▶ [TEXTO FUENTE]

William Peraldus, el predicador de esa homilía, al responder a la pregunta "¿por qué todos deben estar contentos por aprender a orar?", hace una declaración que apenas volveremos a escuchar en los tres siglos posteriores. Pues, en ese tiempo, como ya he indicado, se pensaba que la oración en su forma más auténtica era algo muy difícil de conseguir. El dominico Peraldus afirma sin ningún tipo de vacilación: "¡la oración es una tarea muy sencilla!".

Quizás esta declaración puede parecer ingenua. Pero creo que su autoridad procede del propio evangelio. Pues, ¿acaso no es cierto que en el evangelio somos alentados por Cristo a orar con sencillez de corazón y con sinceridad? Cuando, a lo largo de los años, los dominicos se han ido confrontando a sí mismos con métodos y técnicas detalladas de meditación, y con largas listas de instrucciones acerca qué hacer y qué no hacer durante la meditación, su reacción ha sido casi siempre la misma: sentir instintivamente que algo no funciona.

Por ejemplo, es típica la reacción de Bede Jarrett. En un lugar señala con verdadero pesar que, a veces, la oración puede verse "reducida a reglas duras y rígidas" y que puede estar tan "reglamentada y trazada" que "ya no se parece en nada al lenguaje del corazón". Cuando esto sucede, en las memorables palabras de Jarrett, "ha desaparecido toda la aventura, todos los toques personales y toda la contemplación. Estamos demasiado angustiados y atormentados para pensar en Dios. Las instrucciones son tan detalladas e insistentes que nos olvidamos de lo que estamos intentando aprender. La consecuencia es que nosotros nos aburrimos y que, sin duda, también Dios se aburre".

▶ [BLOQUE DE DATOS]
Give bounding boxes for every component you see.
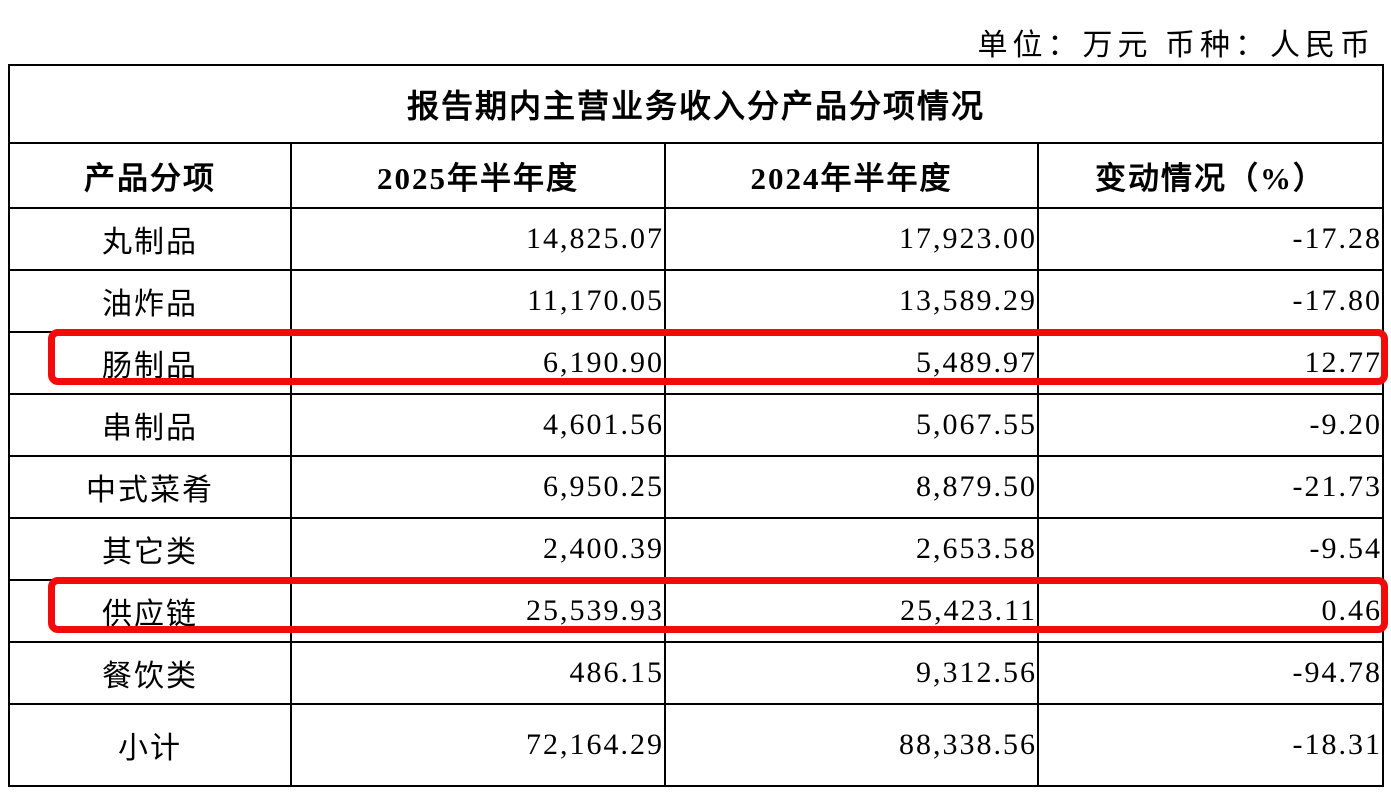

▶ [QUÉ HACER]
- A) En el texto sobre la oración, ¿qué afirma Peraldus sin vacilar acerca de la oración?
- B) Reproduce tal cual el fragmento del texto sobre la oración que empieza con "Quizás esta declaración" y sigue hasta "algo no funciona.".
- C) Prosigue el texto sobre la oración a partir de su última frase.
El material anterior es independiente del texto sobre la oración.

▶ [RESPUESTAS POR TAREA]
- A) Que la oración es una tarea muy sencilla.

- B)
Quizás esta declaración puede parecer ingenua. Pero creo que su autoridad procede del propio evangelio. Pues, ¿acaso no es cierto que en el evangelio somos alentados por Cristo a orar con sencillez de corazón y con sinceridad? Cuando, a lo largo de los años, los dominicos se han ido confrontando a sí mismos con métodos y técnicas detalladas de meditación, y con largas listas de instrucciones acerca qué hacer y qué no hacer durante la meditación, su reacción ha sido casi siempre la misma: sentir instintivamente que algo no funciona.

- C)
Santa Teresa de Ávila, escribiendo en cierta ocasión acerca la oración, hace una confesión realmente importante. Dice que "algunos libros sobre la oración" que estaba leyendo la animaron a dejar de lado como un estorbo positivo "el pensamiento de la humanidad de Cristo". ¡Teresa intentó seguir este camino durante algún tiempo, pero pronto se dio cuenta de que una vida de oración que excluía a Cristo era, por lo menos, tan equivocada como mística! Menciono aquí estos hechos porque resulta aleccionador señalar la reacción a esta clase de misticismo abstracto por parte de otro dominico del siglo XVI, el tomista práctico Francisco de Vitoria. Escribe Vitoria:

"Hay un nuevo tipo de contemplación practicada en estos días por los monjes, que consiste en meditar en Dios y en los ángeles. Pasan mucho tiempo en un estado de elevación sin pensar en nada. Esto es, sin duda, muy bueno, pero yo no encuentro eso en la Sagrada Escritura y, honestamente, no es lo que los santos recomiendan. La contemplación genuina es la lectura de la Biblia y el estudio de la verdadera sabiduría".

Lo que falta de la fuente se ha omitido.